# What is being asked:
Check each line of the records for "Train"; collect those that have it.

# Listed entries:
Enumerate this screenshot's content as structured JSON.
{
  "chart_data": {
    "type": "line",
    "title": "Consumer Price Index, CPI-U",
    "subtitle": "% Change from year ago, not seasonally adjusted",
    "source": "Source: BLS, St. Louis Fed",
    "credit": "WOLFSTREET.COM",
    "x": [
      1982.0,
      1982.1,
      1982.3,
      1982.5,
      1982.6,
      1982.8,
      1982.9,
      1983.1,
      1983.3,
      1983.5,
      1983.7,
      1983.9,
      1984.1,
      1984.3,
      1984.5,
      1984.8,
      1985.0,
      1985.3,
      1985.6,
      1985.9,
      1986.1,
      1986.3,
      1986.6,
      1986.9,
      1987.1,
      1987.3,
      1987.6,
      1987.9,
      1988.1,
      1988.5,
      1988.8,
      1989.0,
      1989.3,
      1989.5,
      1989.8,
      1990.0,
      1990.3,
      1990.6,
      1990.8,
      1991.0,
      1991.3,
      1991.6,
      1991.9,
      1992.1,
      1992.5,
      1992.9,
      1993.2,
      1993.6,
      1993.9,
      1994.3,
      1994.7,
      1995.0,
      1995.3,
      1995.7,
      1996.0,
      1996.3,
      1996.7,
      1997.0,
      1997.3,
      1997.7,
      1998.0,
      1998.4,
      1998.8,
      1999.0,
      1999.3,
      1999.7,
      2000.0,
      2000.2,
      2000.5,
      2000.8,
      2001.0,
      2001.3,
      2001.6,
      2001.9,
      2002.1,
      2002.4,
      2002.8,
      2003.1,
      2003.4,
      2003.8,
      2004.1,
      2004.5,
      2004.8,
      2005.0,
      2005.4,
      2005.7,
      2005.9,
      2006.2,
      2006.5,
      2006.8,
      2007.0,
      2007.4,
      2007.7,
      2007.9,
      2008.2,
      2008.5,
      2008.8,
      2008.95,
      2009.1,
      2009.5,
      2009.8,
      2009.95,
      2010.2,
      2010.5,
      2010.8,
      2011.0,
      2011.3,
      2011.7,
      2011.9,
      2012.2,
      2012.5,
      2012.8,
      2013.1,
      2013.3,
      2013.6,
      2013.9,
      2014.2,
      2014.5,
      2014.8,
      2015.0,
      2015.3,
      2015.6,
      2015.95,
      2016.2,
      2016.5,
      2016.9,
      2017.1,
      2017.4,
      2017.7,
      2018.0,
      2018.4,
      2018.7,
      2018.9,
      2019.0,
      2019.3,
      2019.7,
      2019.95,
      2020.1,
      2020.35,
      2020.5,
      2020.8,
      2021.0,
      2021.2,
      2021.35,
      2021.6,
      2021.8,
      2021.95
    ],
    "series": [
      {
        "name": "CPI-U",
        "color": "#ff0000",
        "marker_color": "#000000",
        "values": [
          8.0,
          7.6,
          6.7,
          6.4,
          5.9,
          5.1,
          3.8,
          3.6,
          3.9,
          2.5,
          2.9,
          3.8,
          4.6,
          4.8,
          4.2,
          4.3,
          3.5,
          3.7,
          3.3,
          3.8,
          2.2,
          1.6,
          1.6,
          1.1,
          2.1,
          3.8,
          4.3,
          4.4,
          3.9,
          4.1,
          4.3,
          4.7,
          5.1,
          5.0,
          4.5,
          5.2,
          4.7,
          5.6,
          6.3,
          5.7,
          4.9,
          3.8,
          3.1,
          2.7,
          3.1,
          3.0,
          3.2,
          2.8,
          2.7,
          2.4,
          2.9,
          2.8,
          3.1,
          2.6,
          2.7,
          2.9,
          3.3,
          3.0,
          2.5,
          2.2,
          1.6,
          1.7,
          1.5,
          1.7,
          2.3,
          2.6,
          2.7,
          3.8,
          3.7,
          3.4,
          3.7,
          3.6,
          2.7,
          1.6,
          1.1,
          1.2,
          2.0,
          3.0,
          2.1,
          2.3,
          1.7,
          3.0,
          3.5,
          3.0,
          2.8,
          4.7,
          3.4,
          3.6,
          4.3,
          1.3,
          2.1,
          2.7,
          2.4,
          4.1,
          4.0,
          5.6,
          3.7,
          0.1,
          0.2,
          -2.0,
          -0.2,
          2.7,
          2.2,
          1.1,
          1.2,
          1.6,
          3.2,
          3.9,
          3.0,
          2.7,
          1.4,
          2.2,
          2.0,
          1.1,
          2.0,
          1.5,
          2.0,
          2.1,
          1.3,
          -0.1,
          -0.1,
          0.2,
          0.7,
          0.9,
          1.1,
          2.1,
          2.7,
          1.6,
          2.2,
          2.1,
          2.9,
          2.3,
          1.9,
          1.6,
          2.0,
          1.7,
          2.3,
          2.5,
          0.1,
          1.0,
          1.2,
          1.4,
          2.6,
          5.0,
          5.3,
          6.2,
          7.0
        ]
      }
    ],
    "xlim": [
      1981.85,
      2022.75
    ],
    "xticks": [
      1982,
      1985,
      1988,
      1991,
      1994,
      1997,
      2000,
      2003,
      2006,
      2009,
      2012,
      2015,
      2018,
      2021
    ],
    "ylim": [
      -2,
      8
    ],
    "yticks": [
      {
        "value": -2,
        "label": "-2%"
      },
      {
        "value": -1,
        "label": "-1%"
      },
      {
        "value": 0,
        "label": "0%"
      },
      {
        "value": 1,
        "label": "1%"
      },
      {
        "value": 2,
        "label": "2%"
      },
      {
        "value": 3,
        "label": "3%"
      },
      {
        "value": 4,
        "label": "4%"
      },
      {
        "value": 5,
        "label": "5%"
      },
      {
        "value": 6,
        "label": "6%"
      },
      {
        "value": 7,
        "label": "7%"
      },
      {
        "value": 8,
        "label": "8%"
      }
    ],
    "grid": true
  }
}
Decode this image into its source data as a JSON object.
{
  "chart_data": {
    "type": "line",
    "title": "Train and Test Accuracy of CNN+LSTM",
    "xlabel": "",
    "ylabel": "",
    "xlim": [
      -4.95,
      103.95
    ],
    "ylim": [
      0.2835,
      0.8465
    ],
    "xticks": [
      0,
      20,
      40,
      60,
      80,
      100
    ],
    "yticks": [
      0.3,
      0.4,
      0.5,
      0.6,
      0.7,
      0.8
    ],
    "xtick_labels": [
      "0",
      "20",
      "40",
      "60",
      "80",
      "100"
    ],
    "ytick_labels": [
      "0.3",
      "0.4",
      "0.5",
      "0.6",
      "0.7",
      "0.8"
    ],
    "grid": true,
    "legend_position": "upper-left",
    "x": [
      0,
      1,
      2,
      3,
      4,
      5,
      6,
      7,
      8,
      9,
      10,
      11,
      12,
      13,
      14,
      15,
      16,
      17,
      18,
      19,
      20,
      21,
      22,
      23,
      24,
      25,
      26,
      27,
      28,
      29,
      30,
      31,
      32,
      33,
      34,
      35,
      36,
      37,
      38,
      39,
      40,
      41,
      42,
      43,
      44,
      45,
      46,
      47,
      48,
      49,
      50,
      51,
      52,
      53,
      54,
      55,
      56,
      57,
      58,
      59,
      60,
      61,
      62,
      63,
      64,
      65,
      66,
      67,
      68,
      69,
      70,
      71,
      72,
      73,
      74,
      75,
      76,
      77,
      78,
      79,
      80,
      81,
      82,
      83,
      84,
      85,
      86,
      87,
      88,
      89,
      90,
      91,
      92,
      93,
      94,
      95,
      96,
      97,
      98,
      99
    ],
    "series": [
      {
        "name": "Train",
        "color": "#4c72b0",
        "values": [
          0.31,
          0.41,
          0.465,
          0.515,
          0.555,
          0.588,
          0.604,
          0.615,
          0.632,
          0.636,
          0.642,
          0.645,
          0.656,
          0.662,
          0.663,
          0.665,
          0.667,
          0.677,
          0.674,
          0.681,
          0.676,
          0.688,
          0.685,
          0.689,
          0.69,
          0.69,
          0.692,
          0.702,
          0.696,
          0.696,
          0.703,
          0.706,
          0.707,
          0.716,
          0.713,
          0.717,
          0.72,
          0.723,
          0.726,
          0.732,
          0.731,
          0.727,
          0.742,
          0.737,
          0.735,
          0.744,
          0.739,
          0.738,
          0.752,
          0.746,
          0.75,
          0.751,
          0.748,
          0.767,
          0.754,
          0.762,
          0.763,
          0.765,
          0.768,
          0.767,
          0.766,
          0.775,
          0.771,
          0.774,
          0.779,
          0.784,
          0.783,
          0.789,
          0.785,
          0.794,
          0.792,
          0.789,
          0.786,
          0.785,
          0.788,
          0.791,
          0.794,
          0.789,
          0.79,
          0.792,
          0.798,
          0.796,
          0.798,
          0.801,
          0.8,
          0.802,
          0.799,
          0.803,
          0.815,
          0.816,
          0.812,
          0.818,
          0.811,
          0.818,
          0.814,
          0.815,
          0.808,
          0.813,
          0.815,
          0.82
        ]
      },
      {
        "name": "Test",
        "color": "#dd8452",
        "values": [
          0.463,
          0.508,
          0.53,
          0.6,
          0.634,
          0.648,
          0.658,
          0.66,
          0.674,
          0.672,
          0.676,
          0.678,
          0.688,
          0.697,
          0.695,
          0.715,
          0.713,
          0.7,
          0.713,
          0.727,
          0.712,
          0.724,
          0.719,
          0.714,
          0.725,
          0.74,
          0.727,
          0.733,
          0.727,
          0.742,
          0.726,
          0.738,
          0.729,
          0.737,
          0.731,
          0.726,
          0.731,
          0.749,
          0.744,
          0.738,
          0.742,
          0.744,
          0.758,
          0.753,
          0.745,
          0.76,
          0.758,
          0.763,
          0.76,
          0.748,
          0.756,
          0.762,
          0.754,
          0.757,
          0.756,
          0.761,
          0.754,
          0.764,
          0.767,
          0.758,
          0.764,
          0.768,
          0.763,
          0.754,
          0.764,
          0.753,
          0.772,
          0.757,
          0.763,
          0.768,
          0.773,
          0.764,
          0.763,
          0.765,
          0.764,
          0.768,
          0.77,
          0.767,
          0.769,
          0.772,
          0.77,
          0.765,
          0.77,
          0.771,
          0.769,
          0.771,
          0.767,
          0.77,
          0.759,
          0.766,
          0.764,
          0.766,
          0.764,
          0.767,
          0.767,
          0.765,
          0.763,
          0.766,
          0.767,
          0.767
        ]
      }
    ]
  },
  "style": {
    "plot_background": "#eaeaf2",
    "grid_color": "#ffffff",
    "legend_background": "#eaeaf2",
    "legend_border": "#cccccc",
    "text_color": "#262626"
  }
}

# Solution for this task:
    "title": "Train and Test Accuracy of CNN+LSTM",
        "name": "Train",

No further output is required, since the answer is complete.